A prostitute described as a "sex goddess" failed to pay up to £15,000 of tax on her earnings, a court heard.

Angela Nangle, 56, worked as an "erotic services provider" from a luxury flat on the seafront near the Palace Pier, Brighton.

She advertised her "body worship" business in the press and on the internet, charging £150 an hour or £600 a night.

Under the pseudonym Letitcia, Nangle wrote a book entitled Body Worship: True Stories Of A Sex Goddess about her life and sold copies on the internet.

But she was a tax "ghost", with the Inland Revenue having no record at all of her earnings, a jury at Hove Crown Court was told yesterday.

Nangle, of Marine Parade, Brighton, denies knowingly evading tax by failing to declare income liable to tax between 2002 and 2006.

The court heard that the amount of unpaid tax she owed was estimated at between £9,000 and £15,000 over the four years.

Data entries.

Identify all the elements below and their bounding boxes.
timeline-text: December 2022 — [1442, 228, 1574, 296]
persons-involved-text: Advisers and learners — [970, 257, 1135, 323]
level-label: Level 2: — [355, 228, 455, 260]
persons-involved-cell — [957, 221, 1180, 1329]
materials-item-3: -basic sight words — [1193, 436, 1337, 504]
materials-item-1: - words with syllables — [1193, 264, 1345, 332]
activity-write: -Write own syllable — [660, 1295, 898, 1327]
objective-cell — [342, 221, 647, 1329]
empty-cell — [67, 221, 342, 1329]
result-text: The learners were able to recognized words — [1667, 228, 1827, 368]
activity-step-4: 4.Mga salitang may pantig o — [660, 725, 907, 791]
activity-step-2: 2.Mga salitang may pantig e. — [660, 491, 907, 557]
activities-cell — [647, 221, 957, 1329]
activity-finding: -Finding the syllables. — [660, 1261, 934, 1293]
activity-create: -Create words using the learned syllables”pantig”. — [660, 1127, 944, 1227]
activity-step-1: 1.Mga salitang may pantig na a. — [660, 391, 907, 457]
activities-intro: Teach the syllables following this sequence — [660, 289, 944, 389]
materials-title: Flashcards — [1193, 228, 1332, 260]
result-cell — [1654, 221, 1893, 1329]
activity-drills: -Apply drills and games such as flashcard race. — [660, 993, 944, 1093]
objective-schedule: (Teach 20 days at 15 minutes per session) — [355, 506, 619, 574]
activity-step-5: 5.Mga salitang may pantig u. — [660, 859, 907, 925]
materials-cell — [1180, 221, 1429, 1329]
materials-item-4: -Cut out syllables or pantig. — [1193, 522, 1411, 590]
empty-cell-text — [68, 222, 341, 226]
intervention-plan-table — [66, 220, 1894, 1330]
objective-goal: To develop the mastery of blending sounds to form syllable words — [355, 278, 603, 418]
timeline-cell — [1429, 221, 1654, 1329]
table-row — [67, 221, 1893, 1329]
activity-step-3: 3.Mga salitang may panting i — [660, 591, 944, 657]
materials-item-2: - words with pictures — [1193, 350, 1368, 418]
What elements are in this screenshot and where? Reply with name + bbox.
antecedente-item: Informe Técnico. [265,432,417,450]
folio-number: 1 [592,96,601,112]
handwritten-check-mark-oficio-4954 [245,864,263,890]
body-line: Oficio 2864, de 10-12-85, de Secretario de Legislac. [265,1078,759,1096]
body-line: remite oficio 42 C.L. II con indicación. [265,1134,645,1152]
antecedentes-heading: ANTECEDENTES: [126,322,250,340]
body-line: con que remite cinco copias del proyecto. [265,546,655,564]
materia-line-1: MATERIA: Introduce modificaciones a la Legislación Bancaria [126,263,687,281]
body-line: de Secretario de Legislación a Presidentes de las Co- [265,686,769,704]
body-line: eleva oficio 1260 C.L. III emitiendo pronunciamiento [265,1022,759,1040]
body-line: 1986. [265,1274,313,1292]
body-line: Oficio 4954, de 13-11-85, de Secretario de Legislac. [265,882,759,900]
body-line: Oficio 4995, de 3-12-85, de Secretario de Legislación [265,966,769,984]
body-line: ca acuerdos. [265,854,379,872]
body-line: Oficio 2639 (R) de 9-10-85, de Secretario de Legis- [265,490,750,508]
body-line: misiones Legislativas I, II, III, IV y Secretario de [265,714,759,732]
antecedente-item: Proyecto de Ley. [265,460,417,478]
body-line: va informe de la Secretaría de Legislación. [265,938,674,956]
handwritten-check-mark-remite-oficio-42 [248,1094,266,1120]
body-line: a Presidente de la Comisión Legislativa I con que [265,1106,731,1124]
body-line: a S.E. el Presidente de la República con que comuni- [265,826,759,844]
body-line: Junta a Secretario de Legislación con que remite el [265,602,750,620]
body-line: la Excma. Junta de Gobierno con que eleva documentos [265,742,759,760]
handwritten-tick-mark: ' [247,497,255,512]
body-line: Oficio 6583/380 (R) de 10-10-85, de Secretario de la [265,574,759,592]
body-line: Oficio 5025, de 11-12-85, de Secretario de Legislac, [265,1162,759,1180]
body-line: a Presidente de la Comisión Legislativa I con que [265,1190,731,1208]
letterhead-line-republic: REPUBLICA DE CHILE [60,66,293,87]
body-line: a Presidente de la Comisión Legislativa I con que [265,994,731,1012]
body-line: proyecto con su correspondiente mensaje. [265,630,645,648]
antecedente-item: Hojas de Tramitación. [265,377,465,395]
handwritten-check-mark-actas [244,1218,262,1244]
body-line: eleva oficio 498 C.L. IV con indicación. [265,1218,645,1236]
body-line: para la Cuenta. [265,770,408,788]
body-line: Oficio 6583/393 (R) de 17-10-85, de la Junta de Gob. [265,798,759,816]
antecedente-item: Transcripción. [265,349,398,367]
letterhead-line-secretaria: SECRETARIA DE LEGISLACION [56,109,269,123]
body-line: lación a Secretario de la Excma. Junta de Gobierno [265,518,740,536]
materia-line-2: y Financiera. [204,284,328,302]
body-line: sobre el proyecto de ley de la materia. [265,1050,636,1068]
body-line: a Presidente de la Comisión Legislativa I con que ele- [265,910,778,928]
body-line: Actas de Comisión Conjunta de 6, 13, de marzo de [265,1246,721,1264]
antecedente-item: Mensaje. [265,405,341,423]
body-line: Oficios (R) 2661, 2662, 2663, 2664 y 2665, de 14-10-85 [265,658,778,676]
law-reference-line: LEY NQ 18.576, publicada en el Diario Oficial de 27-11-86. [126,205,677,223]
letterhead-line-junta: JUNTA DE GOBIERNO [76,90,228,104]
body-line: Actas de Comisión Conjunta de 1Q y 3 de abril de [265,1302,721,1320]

Stated exercise 1. Copy out the court report on tax evasion word for word, everything from "A prostitute described" down to "Palace Pier, Brighton.".
Stated exercise 2. Rewrite everything from the first of the rows down to the row that contains "activity-finding: -Finding the", changing "learners" to "students" and keeping all else the same.

Final answer 1.
A prostitute described as a "sex goddess" failed to pay up to £15,000 of tax on her earnings, a court heard.

Angela Nangle, 56, worked as an "erotic services provider" from a luxury flat on the seafront near the Palace Pier, Brighton.

Final answer 2.
Identify all the elements below and their bounding boxes.
timeline-text: December 2022 — [1442, 228, 1574, 296]
persons-involved-text: Advisers and students — [970, 257, 1135, 323]
level-label: Level 2: — [355, 228, 455, 260]
persons-involved-cell — [957, 221, 1180, 1329]
materials-item-3: -basic sight words — [1193, 436, 1337, 504]
materials-item-1: - words with syllables — [1193, 264, 1345, 332]
activity-write: -Write own syllable — [660, 1295, 898, 1327]
objective-cell — [342, 221, 647, 1329]
empty-cell — [67, 221, 342, 1329]
result-text: The students were able to recognized words — [1667, 228, 1827, 368]
activity-step-4: 4.Mga salitang may pantig o — [660, 725, 907, 791]
activity-step-2: 2.Mga salitang may pantig e. — [660, 491, 907, 557]
activities-cell — [647, 221, 957, 1329]
activity-finding: -Finding the syllables. — [660, 1261, 934, 1293]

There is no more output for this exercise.